WHAT IS EXPECTED: The entire listing is to be repeated verbatim.

SUPPLIED DATA:
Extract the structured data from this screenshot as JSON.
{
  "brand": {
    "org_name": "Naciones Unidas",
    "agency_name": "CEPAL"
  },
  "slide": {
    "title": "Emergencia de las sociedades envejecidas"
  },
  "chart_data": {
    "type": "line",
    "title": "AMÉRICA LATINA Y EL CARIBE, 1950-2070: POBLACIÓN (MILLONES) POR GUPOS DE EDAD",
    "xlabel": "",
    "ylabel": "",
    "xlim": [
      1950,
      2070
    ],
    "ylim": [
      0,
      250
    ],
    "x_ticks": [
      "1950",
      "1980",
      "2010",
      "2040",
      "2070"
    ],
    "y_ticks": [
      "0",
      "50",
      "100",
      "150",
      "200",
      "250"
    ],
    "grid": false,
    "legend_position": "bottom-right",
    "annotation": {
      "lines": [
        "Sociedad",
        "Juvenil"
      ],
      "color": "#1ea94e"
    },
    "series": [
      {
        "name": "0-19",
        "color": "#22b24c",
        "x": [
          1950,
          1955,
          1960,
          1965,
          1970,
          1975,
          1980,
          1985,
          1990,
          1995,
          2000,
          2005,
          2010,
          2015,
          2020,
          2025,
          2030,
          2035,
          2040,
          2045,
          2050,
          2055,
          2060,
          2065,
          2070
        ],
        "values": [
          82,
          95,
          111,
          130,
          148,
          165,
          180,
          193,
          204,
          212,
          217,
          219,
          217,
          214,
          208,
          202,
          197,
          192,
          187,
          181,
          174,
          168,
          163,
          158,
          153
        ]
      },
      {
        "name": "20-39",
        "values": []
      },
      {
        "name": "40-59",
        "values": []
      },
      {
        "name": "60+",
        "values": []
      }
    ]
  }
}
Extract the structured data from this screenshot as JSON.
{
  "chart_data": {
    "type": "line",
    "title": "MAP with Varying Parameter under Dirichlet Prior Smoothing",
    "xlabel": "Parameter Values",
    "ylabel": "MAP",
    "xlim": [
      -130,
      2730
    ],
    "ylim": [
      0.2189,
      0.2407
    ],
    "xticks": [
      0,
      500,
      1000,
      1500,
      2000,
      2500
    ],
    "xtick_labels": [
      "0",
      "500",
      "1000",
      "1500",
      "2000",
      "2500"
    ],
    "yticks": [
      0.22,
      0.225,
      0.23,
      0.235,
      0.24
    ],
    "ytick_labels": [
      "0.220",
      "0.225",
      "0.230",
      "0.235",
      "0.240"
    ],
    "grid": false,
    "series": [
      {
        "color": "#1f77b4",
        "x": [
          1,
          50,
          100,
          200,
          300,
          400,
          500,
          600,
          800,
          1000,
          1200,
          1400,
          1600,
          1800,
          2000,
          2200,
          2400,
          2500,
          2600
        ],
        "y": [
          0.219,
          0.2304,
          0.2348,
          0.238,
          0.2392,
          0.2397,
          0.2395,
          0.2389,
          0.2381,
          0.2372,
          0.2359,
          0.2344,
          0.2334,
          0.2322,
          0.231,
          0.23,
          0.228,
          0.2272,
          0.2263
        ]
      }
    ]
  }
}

EXERCISE RESULT:
Extract the structured data from this screenshot as JSON.
{
  "brand": {
    "org_name": "Naciones Unidas",
    "agency_name": "CEPAL"
  },
  "slide": {
    "title": "Emergencia de las sociedades envejecidas"
  },
  "chart_data": {
    "type": "line",
    "title": "AMÉRICA LATINA Y EL CARIBE, 1950-2070: POBLACIÓN (MILLONES) POR GUPOS DE EDAD",
    "xlabel": "",
    "ylabel": "",
    "xlim": [
      1950,
      2070
    ],
    "ylim": [
      0,
      250
    ],
    "x_ticks": [
      "1950",
      "1980",
      "2010",
      "2040",
      "2070"
    ],
    "y_ticks": [
      "0",
      "50",
      "100",
      "150",
      "200",
      "250"
    ],
    "grid": false,
    "legend_position": "bottom-right",
    "annotation": {
      "lines": [
        "Sociedad",
        "Juvenil"
      ],
      "color": "#1ea94e"
    },
    "series": [
      {
        "name": "0-19",
        "color": "#22b24c",
        "x": [
          1950,
          1955,
          1960,
          1965,
          1970,
          1975,
          1980,
          1985,
          1990,
          1995,
          2000,
          2005,
          2010,
          2015,
          2020,
          2025,
          2030,
          2035,
          2040,
          2045,
          2050,
          2055,
          2060,
          2065,
          2070
        ],
        "values": [
          82,
          95,
          111,
          130,
          148,
          165,
          180,
          193,
          204,
          212,
          217,
          219,
          217,
          214,
          208,
          202,
          197,
          192,
          187,
          181,
          174,
          168,
          163,
          158,
          153
        ]
      },
      {
        "name": "20-39",
        "values": []
      },
      {
        "name": "40-59",
        "values": []
      },
      {
        "name": "60+",
        "values": []
      }
    ]
  }
}
Extract the structured data from this screenshot as JSON.
{
  "chart_data": {
    "type": "line",
    "title": "MAP with Varying Parameter under Dirichlet Prior Smoothing",
    "xlabel": "Parameter Values",
    "ylabel": "MAP",
    "xlim": [
      -130,
      2730
    ],
    "ylim": [
      0.2189,
      0.2407
    ],
    "xticks": [
      0,
      500,
      1000,
      1500,
      2000,
      2500
    ],
    "xtick_labels": [
      "0",
      "500",
      "1000",
      "1500",
      "2000",
      "2500"
    ],
    "yticks": [
      0.22,
      0.225,
      0.23,
      0.235,
      0.24
    ],
    "ytick_labels": [
      "0.220",
      "0.225",
      "0.230",
      "0.235",
      "0.240"
    ],
    "grid": false,
    "series": [
      {
        "color": "#1f77b4",
        "x": [
          1,
          50,
          100,
          200,
          300,
          400,
          500,
          600,
          800,
          1000,
          1200,
          1400,
          1600,
          1800,
          2000,
          2200,
          2400,
          2500,
          2600
        ],
        "y": [
          0.219,
          0.2304,
          0.2348,
          0.238,
          0.2392,
          0.2397,
          0.2395,
          0.2389,
          0.2381,
          0.2372,
          0.2359,
          0.2344,
          0.2334,
          0.2322,
          0.231,
          0.23,
          0.228,
          0.2272,
          0.2263
        ]
      }
    ]
  }
}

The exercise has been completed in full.